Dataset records
--

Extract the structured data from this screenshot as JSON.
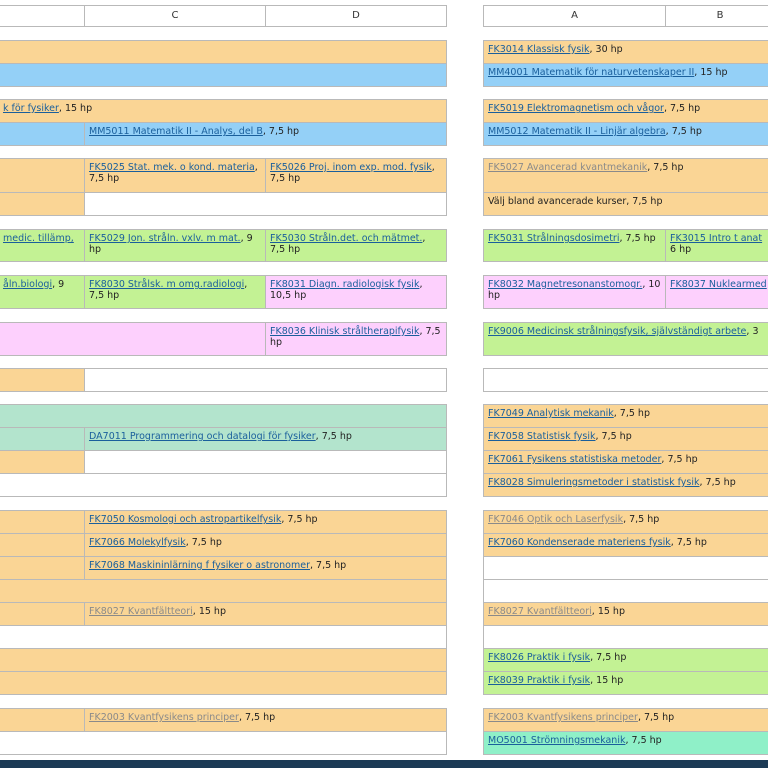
{
  "headers": {
    "left": {
      "c": "C",
      "d": "D"
    },
    "right": {
      "a": "A",
      "b": "B"
    }
  },
  "colors": {
    "orange": "#fad595",
    "blue": "#94d0f7",
    "green": "#c3f294",
    "pink": "#fdd0fd",
    "mint": "#b3e4cd",
    "aqua": "#8ff0c8"
  },
  "left": {
    "r2_b": {
      "link": "k för fysiker",
      "tail": ", 15 hp"
    },
    "r3_c": {
      "link": "MM5011 Matematik II - Analys, del B",
      "tail": ", 7,5 hp"
    },
    "r4_c": {
      "link": "FK5025 Stat. mek. o kond. materia",
      "tail": ", 7,5 hp"
    },
    "r4_d": {
      "link": "FK5026 Proj. inom exp. mod. fysik",
      "tail": ", 7,5 hp"
    },
    "r5_b": {
      "link": "medic. tillämp,",
      "tail": ""
    },
    "r5_c": {
      "link": "FK5029 Jon. stråln. vxlv. m mat.",
      "tail": ", 9 hp"
    },
    "r5_d": {
      "link": "FK5030 Stråln.det. och mätmet.",
      "tail": ", 7,5 hp"
    },
    "r6_b": {
      "link": "åln.biologi",
      "tail": ", 9"
    },
    "r6_c": {
      "link": "FK8030 Strålsk. m omg.radiologi",
      "tail": ", 7,5 hp"
    },
    "r6_d": {
      "link": "FK8031 Diagn. radiologisk fysik",
      "tail": ", 10,5 hp"
    },
    "r7_d": {
      "link": "FK8036 Klinisk stråltherapifysik",
      "tail": ", 7,5 hp"
    },
    "r9_c": {
      "link": "DA7011 Programmering och datalogi för fysiker",
      "tail": ", 7,5 hp"
    },
    "r10_c": {
      "link": "FK7050 Kosmologi och astropartikelfysik",
      "tail": ", 7,5 hp"
    },
    "r11_c": {
      "link": "FK7066 Molekylfysik",
      "tail": ", 7,5 hp"
    },
    "r12_c": {
      "link": "FK7068 Maskininlärning f fysiker o astronomer",
      "tail": ", 7,5 hp"
    },
    "r13_c": {
      "link": "FK8027 Kvantfältteori",
      "tail": ", 15 hp"
    },
    "r14_c": {
      "link": "FK2003 Kvantfysikens principer",
      "tail": ", 7,5 hp"
    }
  },
  "right": {
    "r1": {
      "link": "FK3014 Klassisk fysik",
      "tail": ", 30 hp"
    },
    "r2": {
      "link": "MM4001 Matematik för naturvetenskaper II",
      "tail": ", 15 hp"
    },
    "r3": {
      "link": "FK5019 Elektromagnetism och vågor",
      "tail": ", 7,5 hp"
    },
    "r4": {
      "link": "MM5012 Matematik II - Linjär algebra",
      "tail": ", 7,5 hp"
    },
    "r5": {
      "link": "FK5027 Avancerad kvantmekanik",
      "tail": ", 7,5 hp"
    },
    "r6": {
      "text": "Välj bland avancerade kurser, 7,5 hp"
    },
    "r7_a": {
      "link": "FK5031 Strålningsdosimetri",
      "tail": ", 7,5 hp"
    },
    "r7_b": {
      "link": "FK3015 Intro t anat",
      "tail": "6 hp"
    },
    "r8_a": {
      "link": "FK8032 Magnetresonanstomogr.",
      "tail": ", 10 hp"
    },
    "r8_b": {
      "link": "FK8037 Nuklearmed",
      "tail": ""
    },
    "r9": {
      "link": "FK9006 Medicinsk strålningsfysik, självständigt arbete",
      "tail": ", 3"
    },
    "r10": {
      "link": "FK7049 Analytisk mekanik",
      "tail": ", 7,5 hp"
    },
    "r11": {
      "link": "FK7058 Statistisk fysik",
      "tail": ", 7,5 hp"
    },
    "r12": {
      "link": "FK7061 Fysikens statistiska metoder",
      "tail": ", 7,5 hp"
    },
    "r13": {
      "link": "FK8028 Simuleringsmetoder i statistisk fysik",
      "tail": ", 7,5 hp"
    },
    "r14": {
      "link": "FK7046 Optik och Laserfysik",
      "tail": ", 7,5 hp"
    },
    "r15": {
      "link": "FK7060 Kondenserade materiens fysik",
      "tail": ", 7,5 hp"
    },
    "r16": {
      "link": "FK8027 Kvantfältteori",
      "tail": ", 15 hp"
    },
    "r17": {
      "link": "FK8026 Praktik i fysik",
      "tail": ", 7,5 hp"
    },
    "r18": {
      "link": "FK8039 Praktik i fysik",
      "tail": ", 15 hp"
    },
    "r19": {
      "link": "FK2003 Kvantfysikens principer",
      "tail": ", 7,5 hp"
    },
    "r20": {
      "link": "MO5001 Strömningsmekanik",
      "tail": ", 7,5 hp"
    }
  }
}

--

**OBJECTIVE**
Out of the preceding entries, pull every line containing the string "Matematik".

**RESPONSE TO THIS EXERCISE**
      "link": "MM5011 Matematik II - Analys, del B",
      "link": "MM4001 Matematik för naturvetenskaper II",
      "link": "MM5012 Matematik II - Linjär algebra",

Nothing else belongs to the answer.